#### PROBLEM:
Pick out each line of the records that includes the string "address", and copy it.

+++ DATA LISTING +++

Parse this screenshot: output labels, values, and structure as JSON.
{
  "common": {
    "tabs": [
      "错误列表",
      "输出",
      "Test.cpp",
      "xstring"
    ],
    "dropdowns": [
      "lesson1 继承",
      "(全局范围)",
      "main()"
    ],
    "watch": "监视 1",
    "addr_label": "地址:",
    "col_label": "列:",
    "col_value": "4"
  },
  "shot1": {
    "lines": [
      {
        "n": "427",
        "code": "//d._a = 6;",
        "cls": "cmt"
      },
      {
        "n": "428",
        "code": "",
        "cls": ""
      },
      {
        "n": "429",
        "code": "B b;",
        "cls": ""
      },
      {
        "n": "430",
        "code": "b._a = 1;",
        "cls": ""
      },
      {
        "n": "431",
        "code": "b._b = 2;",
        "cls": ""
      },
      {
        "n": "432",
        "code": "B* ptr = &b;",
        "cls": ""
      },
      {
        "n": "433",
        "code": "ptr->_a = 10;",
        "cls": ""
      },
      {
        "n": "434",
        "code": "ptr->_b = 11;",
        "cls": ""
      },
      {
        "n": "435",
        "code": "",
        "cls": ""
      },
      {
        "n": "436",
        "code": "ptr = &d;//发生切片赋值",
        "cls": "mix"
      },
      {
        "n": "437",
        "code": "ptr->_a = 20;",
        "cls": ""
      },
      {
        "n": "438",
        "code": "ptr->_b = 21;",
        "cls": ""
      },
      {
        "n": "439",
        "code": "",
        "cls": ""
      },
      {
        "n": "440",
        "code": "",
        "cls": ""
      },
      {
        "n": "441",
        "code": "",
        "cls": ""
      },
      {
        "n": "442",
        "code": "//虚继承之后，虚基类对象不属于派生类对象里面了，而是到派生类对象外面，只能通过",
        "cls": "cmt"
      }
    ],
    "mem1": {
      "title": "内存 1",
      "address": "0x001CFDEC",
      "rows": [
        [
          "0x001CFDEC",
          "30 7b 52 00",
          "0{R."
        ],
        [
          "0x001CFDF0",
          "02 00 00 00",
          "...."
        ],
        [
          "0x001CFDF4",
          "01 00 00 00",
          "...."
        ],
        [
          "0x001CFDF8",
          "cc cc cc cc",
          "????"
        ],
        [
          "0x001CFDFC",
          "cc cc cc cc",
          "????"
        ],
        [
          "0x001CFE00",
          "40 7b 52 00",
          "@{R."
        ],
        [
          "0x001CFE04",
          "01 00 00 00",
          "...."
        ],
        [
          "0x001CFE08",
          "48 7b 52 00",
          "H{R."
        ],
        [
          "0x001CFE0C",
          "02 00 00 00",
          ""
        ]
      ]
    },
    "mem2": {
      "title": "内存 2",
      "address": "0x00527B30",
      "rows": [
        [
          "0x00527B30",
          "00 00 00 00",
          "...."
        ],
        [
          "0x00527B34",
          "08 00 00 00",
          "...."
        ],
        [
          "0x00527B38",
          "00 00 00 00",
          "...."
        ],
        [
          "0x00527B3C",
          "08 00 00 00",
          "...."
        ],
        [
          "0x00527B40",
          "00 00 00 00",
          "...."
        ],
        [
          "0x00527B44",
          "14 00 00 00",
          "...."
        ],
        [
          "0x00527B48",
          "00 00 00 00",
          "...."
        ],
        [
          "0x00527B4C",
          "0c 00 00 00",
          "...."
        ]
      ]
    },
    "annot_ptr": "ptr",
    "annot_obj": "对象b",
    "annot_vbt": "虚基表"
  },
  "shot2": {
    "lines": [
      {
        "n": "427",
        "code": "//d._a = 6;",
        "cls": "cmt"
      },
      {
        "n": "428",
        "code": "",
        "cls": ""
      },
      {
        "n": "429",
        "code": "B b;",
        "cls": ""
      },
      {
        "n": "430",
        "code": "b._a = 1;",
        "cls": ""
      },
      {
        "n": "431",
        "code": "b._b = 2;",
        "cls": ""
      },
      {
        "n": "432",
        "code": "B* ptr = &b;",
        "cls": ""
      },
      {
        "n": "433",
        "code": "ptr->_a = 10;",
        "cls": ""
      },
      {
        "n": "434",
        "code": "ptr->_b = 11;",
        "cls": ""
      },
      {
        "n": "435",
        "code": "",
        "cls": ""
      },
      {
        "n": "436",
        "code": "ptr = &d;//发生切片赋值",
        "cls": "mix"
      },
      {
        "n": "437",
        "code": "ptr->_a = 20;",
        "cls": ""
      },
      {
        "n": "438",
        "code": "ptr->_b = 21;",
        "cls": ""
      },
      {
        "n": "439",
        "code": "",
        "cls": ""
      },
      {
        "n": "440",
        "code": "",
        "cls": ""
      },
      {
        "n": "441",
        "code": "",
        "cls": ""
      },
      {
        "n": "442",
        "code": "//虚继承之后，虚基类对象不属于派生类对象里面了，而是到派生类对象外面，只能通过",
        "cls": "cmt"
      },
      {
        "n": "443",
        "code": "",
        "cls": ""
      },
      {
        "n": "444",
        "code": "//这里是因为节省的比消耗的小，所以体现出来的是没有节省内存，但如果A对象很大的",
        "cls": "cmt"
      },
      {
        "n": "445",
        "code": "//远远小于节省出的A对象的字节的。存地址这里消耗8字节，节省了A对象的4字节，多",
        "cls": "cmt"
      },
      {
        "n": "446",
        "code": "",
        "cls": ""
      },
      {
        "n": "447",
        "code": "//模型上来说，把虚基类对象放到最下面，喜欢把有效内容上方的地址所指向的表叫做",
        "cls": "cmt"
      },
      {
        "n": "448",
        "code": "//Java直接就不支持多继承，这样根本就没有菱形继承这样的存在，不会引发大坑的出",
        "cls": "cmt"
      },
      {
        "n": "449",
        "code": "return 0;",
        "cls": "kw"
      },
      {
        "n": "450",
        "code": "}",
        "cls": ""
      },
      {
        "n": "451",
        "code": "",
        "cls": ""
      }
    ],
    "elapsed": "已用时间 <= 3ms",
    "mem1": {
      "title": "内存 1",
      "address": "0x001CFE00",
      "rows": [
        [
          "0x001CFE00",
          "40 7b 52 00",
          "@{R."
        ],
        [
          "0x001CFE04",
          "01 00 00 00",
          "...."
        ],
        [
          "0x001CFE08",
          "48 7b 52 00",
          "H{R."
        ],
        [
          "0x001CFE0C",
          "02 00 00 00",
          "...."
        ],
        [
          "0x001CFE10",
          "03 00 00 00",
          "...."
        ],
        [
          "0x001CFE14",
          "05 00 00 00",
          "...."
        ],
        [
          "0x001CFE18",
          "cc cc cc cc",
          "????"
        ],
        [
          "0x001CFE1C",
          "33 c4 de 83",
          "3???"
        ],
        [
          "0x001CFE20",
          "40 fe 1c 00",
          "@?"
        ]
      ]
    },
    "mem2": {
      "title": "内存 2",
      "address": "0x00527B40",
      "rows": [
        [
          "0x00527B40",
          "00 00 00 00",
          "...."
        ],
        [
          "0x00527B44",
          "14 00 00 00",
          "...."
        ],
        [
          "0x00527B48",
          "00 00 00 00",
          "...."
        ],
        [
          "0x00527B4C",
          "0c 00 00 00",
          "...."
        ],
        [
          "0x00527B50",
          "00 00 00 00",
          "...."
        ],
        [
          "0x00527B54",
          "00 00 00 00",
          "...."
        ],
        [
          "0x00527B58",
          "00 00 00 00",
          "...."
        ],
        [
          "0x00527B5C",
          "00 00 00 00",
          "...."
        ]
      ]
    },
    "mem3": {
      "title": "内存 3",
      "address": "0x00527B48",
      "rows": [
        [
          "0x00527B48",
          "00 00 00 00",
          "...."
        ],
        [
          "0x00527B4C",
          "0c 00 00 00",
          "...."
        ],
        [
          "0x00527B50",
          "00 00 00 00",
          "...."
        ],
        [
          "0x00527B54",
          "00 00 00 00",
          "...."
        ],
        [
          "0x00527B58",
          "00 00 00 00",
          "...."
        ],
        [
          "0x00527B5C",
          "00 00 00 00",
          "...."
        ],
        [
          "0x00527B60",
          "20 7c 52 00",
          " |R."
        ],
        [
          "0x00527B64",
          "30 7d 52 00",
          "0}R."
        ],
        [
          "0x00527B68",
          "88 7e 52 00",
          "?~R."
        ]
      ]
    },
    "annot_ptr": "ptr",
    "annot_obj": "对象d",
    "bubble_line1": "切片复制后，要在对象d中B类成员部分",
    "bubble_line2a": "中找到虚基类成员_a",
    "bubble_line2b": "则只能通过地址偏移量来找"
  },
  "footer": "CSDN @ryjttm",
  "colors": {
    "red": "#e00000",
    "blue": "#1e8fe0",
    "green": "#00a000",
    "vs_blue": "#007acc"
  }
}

+++

#### SOLUTION:
      "address": "0x001CFDEC",
      "address": "0x00527B30",
      "address": "0x001CFE00",
      "address": "0x00527B40",
      "address": "0x00527B48",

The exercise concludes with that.